# START OF Extracted data

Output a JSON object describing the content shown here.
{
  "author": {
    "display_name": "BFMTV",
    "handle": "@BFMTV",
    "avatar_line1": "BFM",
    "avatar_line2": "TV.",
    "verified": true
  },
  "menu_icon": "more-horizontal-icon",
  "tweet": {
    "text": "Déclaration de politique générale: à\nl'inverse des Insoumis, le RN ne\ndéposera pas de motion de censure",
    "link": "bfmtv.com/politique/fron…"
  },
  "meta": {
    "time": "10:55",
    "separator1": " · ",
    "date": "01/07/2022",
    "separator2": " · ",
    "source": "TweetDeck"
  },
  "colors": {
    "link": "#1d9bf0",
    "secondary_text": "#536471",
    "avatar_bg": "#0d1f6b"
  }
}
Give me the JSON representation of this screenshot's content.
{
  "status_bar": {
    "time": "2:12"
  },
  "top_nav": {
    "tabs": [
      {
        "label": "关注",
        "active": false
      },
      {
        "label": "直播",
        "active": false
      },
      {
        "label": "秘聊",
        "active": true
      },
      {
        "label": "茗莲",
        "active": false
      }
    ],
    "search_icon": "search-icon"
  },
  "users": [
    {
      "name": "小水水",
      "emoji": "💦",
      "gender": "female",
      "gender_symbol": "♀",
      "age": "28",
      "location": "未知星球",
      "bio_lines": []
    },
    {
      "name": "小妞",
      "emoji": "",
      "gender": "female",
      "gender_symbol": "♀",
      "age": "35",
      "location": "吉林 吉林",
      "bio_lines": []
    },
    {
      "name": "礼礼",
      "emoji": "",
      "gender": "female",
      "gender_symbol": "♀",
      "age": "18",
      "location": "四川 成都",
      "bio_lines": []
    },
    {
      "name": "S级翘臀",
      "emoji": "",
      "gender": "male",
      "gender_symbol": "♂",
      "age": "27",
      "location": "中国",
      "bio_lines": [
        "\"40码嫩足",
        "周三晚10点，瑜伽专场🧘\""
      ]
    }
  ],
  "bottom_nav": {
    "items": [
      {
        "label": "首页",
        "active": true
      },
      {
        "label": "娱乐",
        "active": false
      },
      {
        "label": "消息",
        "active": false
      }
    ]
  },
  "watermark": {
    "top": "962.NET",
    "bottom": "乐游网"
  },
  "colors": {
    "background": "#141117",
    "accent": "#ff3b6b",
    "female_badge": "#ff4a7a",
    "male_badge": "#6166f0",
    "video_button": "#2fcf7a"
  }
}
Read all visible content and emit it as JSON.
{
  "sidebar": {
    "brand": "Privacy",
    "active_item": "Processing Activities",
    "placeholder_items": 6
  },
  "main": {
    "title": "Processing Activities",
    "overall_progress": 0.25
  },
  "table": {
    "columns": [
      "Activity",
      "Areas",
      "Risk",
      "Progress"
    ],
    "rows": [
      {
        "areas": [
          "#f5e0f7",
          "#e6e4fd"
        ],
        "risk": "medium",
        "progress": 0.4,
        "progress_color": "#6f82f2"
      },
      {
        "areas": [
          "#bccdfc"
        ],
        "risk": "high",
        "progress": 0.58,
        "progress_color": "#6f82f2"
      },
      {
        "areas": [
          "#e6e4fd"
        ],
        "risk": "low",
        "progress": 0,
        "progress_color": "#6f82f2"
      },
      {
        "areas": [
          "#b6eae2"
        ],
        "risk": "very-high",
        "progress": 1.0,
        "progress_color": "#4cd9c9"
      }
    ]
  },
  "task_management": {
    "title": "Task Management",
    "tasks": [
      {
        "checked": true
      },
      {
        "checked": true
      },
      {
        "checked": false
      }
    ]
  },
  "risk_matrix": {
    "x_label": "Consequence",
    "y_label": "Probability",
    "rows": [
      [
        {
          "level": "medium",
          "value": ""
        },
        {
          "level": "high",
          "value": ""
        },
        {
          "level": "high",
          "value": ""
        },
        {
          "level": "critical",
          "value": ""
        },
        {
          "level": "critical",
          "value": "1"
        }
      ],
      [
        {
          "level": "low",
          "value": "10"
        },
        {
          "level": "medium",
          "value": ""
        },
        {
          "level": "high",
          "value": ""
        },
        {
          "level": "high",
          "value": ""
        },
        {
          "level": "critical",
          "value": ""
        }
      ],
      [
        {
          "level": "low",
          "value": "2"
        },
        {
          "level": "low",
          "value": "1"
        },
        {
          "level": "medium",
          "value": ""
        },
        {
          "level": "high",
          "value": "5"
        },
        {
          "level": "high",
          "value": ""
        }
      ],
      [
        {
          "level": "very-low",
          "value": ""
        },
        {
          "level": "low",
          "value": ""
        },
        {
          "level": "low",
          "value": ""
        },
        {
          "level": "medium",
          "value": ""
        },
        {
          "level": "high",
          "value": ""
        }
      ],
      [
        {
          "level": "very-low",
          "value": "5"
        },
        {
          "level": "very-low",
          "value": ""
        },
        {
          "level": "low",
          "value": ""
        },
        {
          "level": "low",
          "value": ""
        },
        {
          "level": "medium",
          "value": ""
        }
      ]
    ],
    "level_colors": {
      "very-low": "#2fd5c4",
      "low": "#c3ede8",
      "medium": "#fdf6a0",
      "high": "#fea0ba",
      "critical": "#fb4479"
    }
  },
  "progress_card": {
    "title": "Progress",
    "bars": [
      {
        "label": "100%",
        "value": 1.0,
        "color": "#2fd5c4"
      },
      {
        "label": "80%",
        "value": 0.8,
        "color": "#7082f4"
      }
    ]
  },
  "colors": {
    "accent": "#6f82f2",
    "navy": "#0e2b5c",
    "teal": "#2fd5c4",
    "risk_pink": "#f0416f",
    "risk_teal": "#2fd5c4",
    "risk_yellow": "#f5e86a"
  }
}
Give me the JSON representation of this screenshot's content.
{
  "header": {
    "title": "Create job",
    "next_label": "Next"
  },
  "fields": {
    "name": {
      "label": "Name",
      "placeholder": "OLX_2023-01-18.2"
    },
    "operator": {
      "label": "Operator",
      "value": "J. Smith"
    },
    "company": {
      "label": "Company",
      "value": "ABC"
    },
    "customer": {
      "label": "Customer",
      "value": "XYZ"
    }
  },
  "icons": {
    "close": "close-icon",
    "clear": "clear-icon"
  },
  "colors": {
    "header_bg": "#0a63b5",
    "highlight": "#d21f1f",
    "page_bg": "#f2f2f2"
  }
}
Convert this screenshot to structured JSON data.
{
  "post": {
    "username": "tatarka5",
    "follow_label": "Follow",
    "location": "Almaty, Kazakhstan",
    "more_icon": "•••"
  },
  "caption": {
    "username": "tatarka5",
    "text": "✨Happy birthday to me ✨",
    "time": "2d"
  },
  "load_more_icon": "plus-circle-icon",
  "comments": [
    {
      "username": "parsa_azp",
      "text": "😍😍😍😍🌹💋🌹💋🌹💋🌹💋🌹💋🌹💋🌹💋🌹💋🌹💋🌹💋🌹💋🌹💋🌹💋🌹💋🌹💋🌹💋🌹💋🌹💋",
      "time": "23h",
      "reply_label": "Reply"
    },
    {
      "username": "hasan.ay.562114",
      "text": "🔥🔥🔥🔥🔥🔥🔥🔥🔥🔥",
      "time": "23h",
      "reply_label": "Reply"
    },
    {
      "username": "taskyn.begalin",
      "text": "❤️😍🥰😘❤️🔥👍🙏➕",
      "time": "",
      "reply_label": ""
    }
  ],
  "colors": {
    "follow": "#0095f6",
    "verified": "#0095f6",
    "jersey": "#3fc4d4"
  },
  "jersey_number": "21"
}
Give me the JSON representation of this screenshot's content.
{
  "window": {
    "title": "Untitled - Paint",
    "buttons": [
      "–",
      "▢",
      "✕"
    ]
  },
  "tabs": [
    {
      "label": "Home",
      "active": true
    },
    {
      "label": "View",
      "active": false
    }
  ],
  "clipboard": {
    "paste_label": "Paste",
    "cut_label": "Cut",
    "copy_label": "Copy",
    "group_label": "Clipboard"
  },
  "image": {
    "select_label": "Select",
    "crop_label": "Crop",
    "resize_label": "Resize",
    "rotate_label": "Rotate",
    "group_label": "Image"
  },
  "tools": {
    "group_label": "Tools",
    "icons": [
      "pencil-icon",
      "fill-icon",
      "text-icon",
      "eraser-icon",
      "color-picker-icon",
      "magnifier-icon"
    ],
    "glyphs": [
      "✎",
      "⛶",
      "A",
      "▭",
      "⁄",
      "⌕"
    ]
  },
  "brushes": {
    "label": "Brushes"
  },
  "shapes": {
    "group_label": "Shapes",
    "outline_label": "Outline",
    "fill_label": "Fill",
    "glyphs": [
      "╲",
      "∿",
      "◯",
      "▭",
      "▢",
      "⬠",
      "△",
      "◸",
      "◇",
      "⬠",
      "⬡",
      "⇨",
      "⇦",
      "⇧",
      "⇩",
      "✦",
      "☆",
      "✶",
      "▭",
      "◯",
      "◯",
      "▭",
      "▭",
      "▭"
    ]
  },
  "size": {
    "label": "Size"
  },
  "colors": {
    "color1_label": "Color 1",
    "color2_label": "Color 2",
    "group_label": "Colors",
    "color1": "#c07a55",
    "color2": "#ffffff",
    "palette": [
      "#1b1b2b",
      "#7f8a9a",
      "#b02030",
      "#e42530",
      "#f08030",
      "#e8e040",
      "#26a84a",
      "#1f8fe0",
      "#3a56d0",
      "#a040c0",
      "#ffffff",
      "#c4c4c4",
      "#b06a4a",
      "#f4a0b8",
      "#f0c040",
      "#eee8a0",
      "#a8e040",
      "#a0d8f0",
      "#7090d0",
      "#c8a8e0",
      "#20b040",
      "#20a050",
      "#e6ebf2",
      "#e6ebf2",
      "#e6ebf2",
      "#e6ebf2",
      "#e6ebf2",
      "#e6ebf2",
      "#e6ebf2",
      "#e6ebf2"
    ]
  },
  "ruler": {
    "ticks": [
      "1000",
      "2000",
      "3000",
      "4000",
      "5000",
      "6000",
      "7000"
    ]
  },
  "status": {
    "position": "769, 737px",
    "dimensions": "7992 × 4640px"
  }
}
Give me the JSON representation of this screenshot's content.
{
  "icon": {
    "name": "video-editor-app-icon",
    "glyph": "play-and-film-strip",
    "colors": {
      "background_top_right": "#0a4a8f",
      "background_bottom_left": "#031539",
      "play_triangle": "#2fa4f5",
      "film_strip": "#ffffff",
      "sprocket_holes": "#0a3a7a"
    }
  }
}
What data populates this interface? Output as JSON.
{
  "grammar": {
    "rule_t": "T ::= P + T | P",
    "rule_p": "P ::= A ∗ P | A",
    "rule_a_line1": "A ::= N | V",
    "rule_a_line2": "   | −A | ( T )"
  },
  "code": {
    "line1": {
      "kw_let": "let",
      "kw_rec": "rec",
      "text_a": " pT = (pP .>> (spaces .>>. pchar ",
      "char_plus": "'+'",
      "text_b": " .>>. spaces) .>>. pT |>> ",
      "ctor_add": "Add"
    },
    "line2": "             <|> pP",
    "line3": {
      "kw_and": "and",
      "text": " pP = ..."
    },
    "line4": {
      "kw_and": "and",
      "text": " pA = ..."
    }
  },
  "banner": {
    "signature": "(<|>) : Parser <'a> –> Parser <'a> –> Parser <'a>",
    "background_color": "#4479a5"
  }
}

# END OF Extracted data

## [What to produce]
Filter the entries down to the lines with the word "title" in them.

## [Solution]
    "title": "Processing Activities",
    "title": "Task Management",
    "title": "Progress",
    "title": "Create job",
    "title": "Untitled - Paint",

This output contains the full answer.